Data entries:
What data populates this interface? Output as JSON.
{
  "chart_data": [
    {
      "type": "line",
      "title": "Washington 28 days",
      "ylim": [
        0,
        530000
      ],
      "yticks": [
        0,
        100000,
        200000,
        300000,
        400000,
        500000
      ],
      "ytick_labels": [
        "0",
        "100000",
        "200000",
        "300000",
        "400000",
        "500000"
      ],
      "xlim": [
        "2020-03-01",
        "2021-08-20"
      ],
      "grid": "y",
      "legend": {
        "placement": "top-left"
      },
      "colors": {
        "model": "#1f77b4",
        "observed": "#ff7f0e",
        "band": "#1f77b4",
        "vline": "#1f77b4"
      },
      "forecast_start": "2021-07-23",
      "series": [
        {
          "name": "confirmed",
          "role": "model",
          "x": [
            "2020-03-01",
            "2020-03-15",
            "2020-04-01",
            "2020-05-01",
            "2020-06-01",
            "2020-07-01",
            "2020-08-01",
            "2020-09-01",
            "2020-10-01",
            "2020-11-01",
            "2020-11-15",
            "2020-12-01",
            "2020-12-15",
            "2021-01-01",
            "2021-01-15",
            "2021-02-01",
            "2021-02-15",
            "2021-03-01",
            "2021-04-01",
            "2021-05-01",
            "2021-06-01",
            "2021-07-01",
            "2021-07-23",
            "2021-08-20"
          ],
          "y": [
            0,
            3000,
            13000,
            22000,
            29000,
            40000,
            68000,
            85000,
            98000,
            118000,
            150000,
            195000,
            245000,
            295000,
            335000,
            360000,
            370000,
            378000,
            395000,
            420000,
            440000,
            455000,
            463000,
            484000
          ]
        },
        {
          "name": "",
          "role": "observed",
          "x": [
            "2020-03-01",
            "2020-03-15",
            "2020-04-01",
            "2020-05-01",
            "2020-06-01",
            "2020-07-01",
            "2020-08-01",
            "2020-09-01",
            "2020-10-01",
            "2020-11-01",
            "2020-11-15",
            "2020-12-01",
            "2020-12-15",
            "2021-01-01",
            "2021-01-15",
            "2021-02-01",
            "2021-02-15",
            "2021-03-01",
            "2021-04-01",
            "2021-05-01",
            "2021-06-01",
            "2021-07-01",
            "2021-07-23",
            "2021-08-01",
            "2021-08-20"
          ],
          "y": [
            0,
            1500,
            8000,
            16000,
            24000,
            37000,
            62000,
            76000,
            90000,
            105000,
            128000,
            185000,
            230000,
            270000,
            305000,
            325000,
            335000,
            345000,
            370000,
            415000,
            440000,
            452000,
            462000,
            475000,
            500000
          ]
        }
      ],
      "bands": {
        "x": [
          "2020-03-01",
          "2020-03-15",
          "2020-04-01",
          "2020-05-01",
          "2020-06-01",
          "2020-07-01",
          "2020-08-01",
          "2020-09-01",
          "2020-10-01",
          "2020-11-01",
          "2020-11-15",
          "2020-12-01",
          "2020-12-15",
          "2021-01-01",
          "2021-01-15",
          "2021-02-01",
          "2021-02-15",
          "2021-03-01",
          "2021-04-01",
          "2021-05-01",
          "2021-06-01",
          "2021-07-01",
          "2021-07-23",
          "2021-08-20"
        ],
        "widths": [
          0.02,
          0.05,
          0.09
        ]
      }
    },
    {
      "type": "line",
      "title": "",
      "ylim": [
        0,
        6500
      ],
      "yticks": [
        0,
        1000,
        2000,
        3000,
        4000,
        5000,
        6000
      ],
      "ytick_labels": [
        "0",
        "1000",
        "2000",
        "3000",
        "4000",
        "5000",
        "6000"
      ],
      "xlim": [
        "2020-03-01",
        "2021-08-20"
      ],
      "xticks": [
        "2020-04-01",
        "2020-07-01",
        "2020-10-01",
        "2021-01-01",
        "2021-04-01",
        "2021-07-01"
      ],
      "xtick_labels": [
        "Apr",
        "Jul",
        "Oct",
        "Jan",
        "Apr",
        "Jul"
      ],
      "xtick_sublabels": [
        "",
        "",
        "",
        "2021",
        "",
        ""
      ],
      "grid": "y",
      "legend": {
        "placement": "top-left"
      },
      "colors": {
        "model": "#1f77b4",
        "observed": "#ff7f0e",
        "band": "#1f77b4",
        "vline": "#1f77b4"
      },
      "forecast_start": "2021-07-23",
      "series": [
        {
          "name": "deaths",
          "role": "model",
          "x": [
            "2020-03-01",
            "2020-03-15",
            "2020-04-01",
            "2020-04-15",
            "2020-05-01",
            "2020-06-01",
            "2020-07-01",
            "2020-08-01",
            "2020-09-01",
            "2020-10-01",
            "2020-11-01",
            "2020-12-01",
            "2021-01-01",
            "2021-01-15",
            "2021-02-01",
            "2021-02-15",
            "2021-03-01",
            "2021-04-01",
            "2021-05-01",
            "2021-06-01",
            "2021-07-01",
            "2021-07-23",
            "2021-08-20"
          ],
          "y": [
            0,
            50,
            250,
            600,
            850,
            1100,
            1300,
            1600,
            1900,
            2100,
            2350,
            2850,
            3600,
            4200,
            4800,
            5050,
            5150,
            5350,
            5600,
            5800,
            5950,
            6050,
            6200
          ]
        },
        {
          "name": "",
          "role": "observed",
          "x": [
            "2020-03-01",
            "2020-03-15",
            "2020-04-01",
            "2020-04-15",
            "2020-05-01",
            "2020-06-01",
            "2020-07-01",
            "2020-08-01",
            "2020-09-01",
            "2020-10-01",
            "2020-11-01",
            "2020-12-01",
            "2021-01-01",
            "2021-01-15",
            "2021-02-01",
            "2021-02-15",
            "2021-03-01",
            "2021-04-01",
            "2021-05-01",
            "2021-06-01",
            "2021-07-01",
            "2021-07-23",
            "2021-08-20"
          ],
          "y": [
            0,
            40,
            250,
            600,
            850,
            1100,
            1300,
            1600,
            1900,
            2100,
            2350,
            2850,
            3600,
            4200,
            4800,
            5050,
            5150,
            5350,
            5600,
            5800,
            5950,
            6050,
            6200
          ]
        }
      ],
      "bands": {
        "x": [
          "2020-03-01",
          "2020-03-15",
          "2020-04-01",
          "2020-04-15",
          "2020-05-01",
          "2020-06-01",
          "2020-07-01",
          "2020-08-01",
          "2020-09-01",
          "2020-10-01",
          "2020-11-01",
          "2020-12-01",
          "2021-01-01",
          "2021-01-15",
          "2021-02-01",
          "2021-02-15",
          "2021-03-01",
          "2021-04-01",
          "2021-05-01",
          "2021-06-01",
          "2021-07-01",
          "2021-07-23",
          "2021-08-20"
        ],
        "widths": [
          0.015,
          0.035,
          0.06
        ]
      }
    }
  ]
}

What is asked> Copy all the lines, exactly.

Written answer>
What data populates this interface? Output as JSON.
{
  "chart_data": [
    {
      "type": "line",
      "title": "Washington 28 days",
      "ylim": [
        0,
        530000
      ],
      "yticks": [
        0,
        100000,
        200000,
        300000,
        400000,
        500000
      ],
      "ytick_labels": [
        "0",
        "100000",
        "200000",
        "300000",
        "400000",
        "500000"
      ],
      "xlim": [
        "2020-03-01",
        "2021-08-20"
      ],
      "grid": "y",
      "legend": {
        "placement": "top-left"
      },
      "colors": {
        "model": "#1f77b4",
        "observed": "#ff7f0e",
        "band": "#1f77b4",
        "vline": "#1f77b4"
      },
      "forecast_start": "2021-07-23",
      "series": [
        {
          "name": "confirmed",
          "role": "model",
          "x": [
            "2020-03-01",
            "2020-03-15",
            "2020-04-01",
            "2020-05-01",
            "2020-06-01",
            "2020-07-01",
            "2020-08-01",
            "2020-09-01",
            "2020-10-01",
            "2020-11-01",
            "2020-11-15",
            "2020-12-01",
            "2020-12-15",
            "2021-01-01",
            "2021-01-15",
            "2021-02-01",
            "2021-02-15",
            "2021-03-01",
            "2021-04-01",
            "2021-05-01",
            "2021-06-01",
            "2021-07-01",
            "2021-07-23",
            "2021-08-20"
          ],
          "y": [
            0,
            3000,
            13000,
            22000,
            29000,
            40000,
            68000,
            85000,
            98000,
            118000,
            150000,
            195000,
            245000,
            295000,
            335000,
            360000,
            370000,
            378000,
            395000,
            420000,
            440000,
            455000,
            463000,
            484000
          ]
        },
        {
          "name": "",
          "role": "observed",
          "x": [
            "2020-03-01",
            "2020-03-15",
            "2020-04-01",
            "2020-05-01",
            "2020-06-01",
            "2020-07-01",
            "2020-08-01",
            "2020-09-01",
            "2020-10-01",
            "2020-11-01",
            "2020-11-15",
            "2020-12-01",
            "2020-12-15",
            "2021-01-01",
            "2021-01-15",
            "2021-02-01",
            "2021-02-15",
            "2021-03-01",
            "2021-04-01",
            "2021-05-01",
            "2021-06-01",
            "2021-07-01",
            "2021-07-23",
            "2021-08-01",
            "2021-08-20"
          ],
          "y": [
            0,
            1500,
            8000,
            16000,
            24000,
            37000,
            62000,
            76000,
            90000,
            105000,
            128000,
            185000,
            230000,
            270000,
            305000,
            325000,
            335000,
            345000,
            370000,
            415000,
            440000,
            452000,
            462000,
            475000,
            500000
          ]
        }
      ],
      "bands": {
        "x": [
          "2020-03-01",
          "2020-03-15",
          "2020-04-01",
          "2020-05-01",
          "2020-06-01",
          "2020-07-01",
          "2020-08-01",
          "2020-09-01",
          "2020-10-01",
          "2020-11-01",
          "2020-11-15",
          "2020-12-01",
          "2020-12-15",
          "2021-01-01",
          "2021-01-15",
          "2021-02-01",
          "2021-02-15",
          "2021-03-01",
          "2021-04-01",
          "2021-05-01",
          "2021-06-01",
          "2021-07-01",
          "2021-07-23",
          "2021-08-20"
        ],
        "widths": [
          0.02,
          0.05,
          0.09
        ]
      }
    },
    {
      "type": "line",
      "title": "",
      "ylim": [
        0,
        6500
      ],
      "yticks": [
        0,
        1000,
        2000,
        3000,
        4000,
        5000,
        6000
      ],
      "ytick_labels": [
        "0",
        "1000",
        "2000",
        "3000",
        "4000",
        "5000",
        "6000"
      ],
      "xlim": [
        "2020-03-01",
        "2021-08-20"
      ],
      "xticks": [
        "2020-04-01",
        "2020-07-01",
        "2020-10-01",
        "2021-01-01",
        "2021-04-01",
        "2021-07-01"
      ],
      "xtick_labels": [
        "Apr",
        "Jul",
        "Oct",
        "Jan",
        "Apr",
        "Jul"
      ],
      "xtick_sublabels": [
        "",
        "",
        "",
        "2021",
        "",
        ""
      ],
      "grid": "y",
      "legend": {
        "placement": "top-left"
      },
      "colors": {
        "model": "#1f77b4",
        "observed": "#ff7f0e",
        "band": "#1f77b4",
        "vline": "#1f77b4"
      },
      "forecast_start": "2021-07-23",
      "series": [
        {
          "name": "deaths",
          "role": "model",
          "x": [
            "2020-03-01",
            "2020-03-15",
            "2020-04-01",
            "2020-04-15",
            "2020-05-01",
            "2020-06-01",
            "2020-07-01",
            "2020-08-01",
            "2020-09-01",
            "2020-10-01",
            "2020-11-01",
            "2020-12-01",
            "2021-01-01",
            "2021-01-15",
            "2021-02-01",
            "2021-02-15",
            "2021-03-01",
            "2021-04-01",
            "2021-05-01",
            "2021-06-01",
            "2021-07-01",
            "2021-07-23",
            "2021-08-20"
          ],
          "y": [
            0,
            50,
            250,
            600,
            850,
            1100,
            1300,
            1600,
            1900,
            2100,
            2350,
            2850,
            3600,
            4200,
            4800,
            5050,
            5150,
            5350,
            5600,
            5800,
            5950,
            6050,
            6200
          ]
        },
        {
          "name": "",
          "role": "observed",
          "x": [
            "2020-03-01",
            "2020-03-15",
            "2020-04-01",
            "2020-04-15",
            "2020-05-01",
            "2020-06-01",
            "2020-07-01",
            "2020-08-01",
            "2020-09-01",
            "2020-10-01",
            "2020-11-01",
            "2020-12-01",
            "2021-01-01",
            "2021-01-15",
            "2021-02-01",
            "2021-02-15",
            "2021-03-01",
            "2021-04-01",
            "2021-05-01",
            "2021-06-01",
            "2021-07-01",
            "2021-07-23",
            "2021-08-20"
          ],
          "y": [
            0,
            40,
            250,
            600,
            850,
            1100,
            1300,
            1600,
            1900,
            2100,
            2350,
            2850,
            3600,
            4200,
            4800,
            5050,
            5150,
            5350,
            5600,
            5800,
            5950,
            6050,
            6200
          ]
        }
      ],
      "bands": {
        "x": [
          "2020-03-01",
          "2020-03-15",
          "2020-04-01",
          "2020-04-15",
          "2020-05-01",
          "2020-06-01",
          "2020-07-01",
          "2020-08-01",
          "2020-09-01",
          "2020-10-01",
          "2020-11-01",
          "2020-12-01",
          "2021-01-01",
          "2021-01-15",
          "2021-02-01",
          "2021-02-15",
          "2021-03-01",
          "2021-04-01",
          "2021-05-01",
          "2021-06-01",
          "2021-07-01",
          "2021-07-23",
          "2021-08-20"
        ],
        "widths": [
          0.015,
          0.035,
          0.06
        ]
      }
    }
  ]
}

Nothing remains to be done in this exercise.